**Page text:**
▶

Among 811 patients who underwent stenting for primary rectal cancer obstruction, stent reobstruction was the most common reason for clinical failure, occurring in 75 patients (10.50%) and reported in 18 studies,[131921222324262728293039414243444647] followed by stent migration in 67 patients (9.38%) reported in 20 studies,[1319212324262728293033343639434446474849] severe persistent pain due to stent placement in 29 patients (4.06%) reported in 9 studies,[132223263540414647] and perforation after stent placement in 21 patients (2.94%) reported in 10 studies.[13232532333945464849] Thirty-one patients (14.69%) needed endoscopic reintervention as reported in 11 studies,[2122262728303536394448] and 33 patients (8.31%) needed surgery after stent failure, reported in 17 studies.1321,[222526273032333539404142434448] There were 83 (53.20%) stent placements for palliation among 11 studies that reported this outcome,[2027303334353637384048] and 113 (43.29%) stent replacements were intended as a bridge to surgery among 14 studies that reported this outcome.[1920232728303334363738444648]

DISCUSSION

SEMS has been used as a bridge to surgery or for palliation in patients with malignant colorectal obstruction. In this review, we synthesized the evidence on the outcomes and complications of stent placement in patients who presented with rectal or recto-sigmoid obstruction due to primary malignant tumors. Despite the reported advantages of SEMS, such as shorter length of hospital stay, fewer postoperative complications, and lower stoma rates, controversy remains regarding its role in rectal and rectosigmoid obstruction.[505152] Use of SEMS seems technically less effective for palliative purposes because of the risk of severe complications such as perforation, migration, and post-stent bacteremia associated with SEMS use in the long term.[11] The pooled estimate of the clinical success rate of SEMS in previous studies was significantly lower than that for surgery (93.1% vs. 99.8%, P = 0.0009), although the rate of total complications was similar between the two groups (34.0% vs. 38.1%, P = 0.60).[953]

Our systematic review and meta-analysis demonstrated that stents in rectal and recto-sigmoid primary tumors have a high technical success rate that does not always translate into clinical success. These findings are in accordance with a previous systematic review by Sebastian et al.[9] that examined the efficacy and safety of SEMS in the setting of obstructed CRC in 1198 patients. These authors reported a median technical success rate for obstructed CRC of 94% and a median clinical success rate of 91%.[9] Rectal and rectosigmoid stenting in our study thus compares unfavorably with these numbers; although the technical success rate in our review was very high at 97%, the clinical success rate was only 69%. The complication rates were similar for both Sebastian et al.'s population and ours, with reobstruction rates of 7.3% vs. 10.50%, migration rates of 11.9% vs. 9.38%, and perforation rates of 3.7% vs. 2.94%, respectively. Among reported perforations in their study, 98% occurred in stenting at the rectosigmoid junction, most likely related to its tortuosity.

◀

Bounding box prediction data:
▶

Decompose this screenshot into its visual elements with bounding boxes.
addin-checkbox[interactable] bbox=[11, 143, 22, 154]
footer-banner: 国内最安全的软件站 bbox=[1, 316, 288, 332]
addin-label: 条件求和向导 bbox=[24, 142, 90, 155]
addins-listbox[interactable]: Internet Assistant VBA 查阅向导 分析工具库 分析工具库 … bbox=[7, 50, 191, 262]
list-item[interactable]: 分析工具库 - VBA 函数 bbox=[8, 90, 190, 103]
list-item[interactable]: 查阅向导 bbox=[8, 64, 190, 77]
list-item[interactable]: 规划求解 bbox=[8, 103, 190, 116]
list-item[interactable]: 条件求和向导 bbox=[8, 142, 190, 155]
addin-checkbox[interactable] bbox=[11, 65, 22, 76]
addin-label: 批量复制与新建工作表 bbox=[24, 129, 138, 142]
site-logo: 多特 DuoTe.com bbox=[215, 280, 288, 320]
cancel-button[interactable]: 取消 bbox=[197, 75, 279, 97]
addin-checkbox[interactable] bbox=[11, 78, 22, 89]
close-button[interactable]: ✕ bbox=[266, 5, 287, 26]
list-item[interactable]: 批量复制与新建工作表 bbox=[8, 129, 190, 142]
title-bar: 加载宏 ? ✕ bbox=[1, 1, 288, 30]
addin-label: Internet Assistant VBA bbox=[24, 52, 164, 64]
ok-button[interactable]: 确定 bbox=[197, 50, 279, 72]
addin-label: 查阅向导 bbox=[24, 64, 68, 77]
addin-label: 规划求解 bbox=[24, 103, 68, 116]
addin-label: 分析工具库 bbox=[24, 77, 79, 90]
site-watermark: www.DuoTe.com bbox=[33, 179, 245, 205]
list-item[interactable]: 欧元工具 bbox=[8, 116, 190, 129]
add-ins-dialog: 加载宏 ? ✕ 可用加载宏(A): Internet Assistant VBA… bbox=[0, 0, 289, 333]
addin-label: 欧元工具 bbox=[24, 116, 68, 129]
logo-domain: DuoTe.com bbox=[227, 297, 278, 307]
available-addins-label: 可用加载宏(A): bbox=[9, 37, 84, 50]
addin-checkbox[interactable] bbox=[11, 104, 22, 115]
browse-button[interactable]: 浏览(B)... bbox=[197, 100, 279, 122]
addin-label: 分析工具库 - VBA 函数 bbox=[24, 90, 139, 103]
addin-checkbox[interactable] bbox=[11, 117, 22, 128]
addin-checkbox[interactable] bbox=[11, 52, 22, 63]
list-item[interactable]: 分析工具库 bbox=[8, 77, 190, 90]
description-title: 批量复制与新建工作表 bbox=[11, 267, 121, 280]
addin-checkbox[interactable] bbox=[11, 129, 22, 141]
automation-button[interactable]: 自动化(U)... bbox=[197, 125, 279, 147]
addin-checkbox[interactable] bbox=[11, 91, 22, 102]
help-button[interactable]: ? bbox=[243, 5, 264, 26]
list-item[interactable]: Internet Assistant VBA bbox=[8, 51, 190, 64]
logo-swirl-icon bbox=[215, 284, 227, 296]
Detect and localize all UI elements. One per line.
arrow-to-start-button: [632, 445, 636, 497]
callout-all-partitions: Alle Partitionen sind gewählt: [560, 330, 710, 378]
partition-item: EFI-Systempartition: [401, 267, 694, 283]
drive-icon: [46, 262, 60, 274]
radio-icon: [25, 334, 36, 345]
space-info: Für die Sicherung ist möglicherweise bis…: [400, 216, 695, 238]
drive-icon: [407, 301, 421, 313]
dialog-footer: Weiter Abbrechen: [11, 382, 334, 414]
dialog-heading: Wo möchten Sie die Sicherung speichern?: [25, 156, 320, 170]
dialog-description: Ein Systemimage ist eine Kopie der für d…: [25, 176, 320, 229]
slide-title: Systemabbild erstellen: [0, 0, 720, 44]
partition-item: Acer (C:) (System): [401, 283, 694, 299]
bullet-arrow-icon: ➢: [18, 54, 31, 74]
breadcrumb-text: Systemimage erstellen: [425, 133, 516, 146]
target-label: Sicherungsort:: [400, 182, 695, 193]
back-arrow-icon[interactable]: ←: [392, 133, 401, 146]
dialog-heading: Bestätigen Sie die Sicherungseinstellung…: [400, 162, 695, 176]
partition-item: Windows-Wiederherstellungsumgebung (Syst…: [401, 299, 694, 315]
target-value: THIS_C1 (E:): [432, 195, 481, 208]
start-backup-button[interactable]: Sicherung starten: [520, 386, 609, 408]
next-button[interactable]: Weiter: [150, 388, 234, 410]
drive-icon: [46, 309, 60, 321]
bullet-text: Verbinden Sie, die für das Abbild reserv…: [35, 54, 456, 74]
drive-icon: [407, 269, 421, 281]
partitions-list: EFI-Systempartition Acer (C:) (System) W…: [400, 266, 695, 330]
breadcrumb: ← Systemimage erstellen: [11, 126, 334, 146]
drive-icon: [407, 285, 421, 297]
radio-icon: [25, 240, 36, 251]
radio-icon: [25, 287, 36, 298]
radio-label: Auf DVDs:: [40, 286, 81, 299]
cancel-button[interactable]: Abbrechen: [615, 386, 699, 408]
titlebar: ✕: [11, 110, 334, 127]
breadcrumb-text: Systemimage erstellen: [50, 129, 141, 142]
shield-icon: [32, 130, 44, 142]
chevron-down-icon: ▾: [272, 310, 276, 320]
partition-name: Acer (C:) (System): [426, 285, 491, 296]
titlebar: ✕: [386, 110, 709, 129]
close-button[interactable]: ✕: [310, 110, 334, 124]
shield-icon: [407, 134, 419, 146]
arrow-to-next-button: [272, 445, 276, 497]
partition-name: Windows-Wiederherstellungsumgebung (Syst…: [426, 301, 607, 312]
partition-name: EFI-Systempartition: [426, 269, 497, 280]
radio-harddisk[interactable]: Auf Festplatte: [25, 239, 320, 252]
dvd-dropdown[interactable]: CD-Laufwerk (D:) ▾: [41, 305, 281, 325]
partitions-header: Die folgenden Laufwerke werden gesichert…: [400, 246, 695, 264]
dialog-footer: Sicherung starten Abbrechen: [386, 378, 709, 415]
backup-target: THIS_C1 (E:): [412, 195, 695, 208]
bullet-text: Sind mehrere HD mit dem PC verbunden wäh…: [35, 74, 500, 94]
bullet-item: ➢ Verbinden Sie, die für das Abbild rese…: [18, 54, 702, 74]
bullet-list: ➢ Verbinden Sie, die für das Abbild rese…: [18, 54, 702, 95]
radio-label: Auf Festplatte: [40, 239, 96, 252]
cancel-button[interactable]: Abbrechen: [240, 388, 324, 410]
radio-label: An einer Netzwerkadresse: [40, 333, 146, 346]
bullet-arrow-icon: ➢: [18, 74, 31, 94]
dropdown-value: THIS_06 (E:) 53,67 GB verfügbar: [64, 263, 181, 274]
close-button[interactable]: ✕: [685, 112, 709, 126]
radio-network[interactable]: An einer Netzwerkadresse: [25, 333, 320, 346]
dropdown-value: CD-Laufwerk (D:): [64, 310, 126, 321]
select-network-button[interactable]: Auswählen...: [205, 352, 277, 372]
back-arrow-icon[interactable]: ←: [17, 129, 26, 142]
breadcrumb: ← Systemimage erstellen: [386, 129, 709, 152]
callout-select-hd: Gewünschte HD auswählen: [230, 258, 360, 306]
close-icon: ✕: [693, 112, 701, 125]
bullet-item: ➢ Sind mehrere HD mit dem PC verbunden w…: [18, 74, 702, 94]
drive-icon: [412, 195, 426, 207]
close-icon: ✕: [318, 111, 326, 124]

◀

**Tasks for this exercise:**
1. Answer from the rectal stenting passage:
(a) How many patients experienced stent migration?
(b) What technical and clinical success rates did this review find for rectal and rectosigmoid stenting?
(c) What share of the perforations reported by Sebastian et al. occurred at the rectosigmoid junction?
2. According to the rectal stenting passage, why does SEMS use seem technically less effective for palliative purposes?
3. For each statement, decide whether it agrees with the rectal stenting passage. Answer yes or no, and quote the words that decide it.
(a) Stent reobstruction was the most common reason for clinical failure.
(b) Previous studies found a significantly higher rate of total complications with SEMS than with surgery.
(c) The systematic review by Sebastian et al. covered 1198 patients.

**Answers by item number:**
1.
(a) 67 patients (9.38%)
(b) A technical success rate of 97% and a clinical success rate of 69%
(c) 98%

2. SEMS use carries a risk of severe complications over the long term. These complications include perforation, migration, and post-stent bacteremia.

3.
(a) Yes: "stent reobstruction was the most common reason for clinical failure"
(b) No: "the rate of total complications was similar between the two groups (34.0% vs. 38.1%, P = 0.60)"
(c) Yes: "examined the efficacy and safety of SEMS in the setting of obstructed CRC in 1198 patients"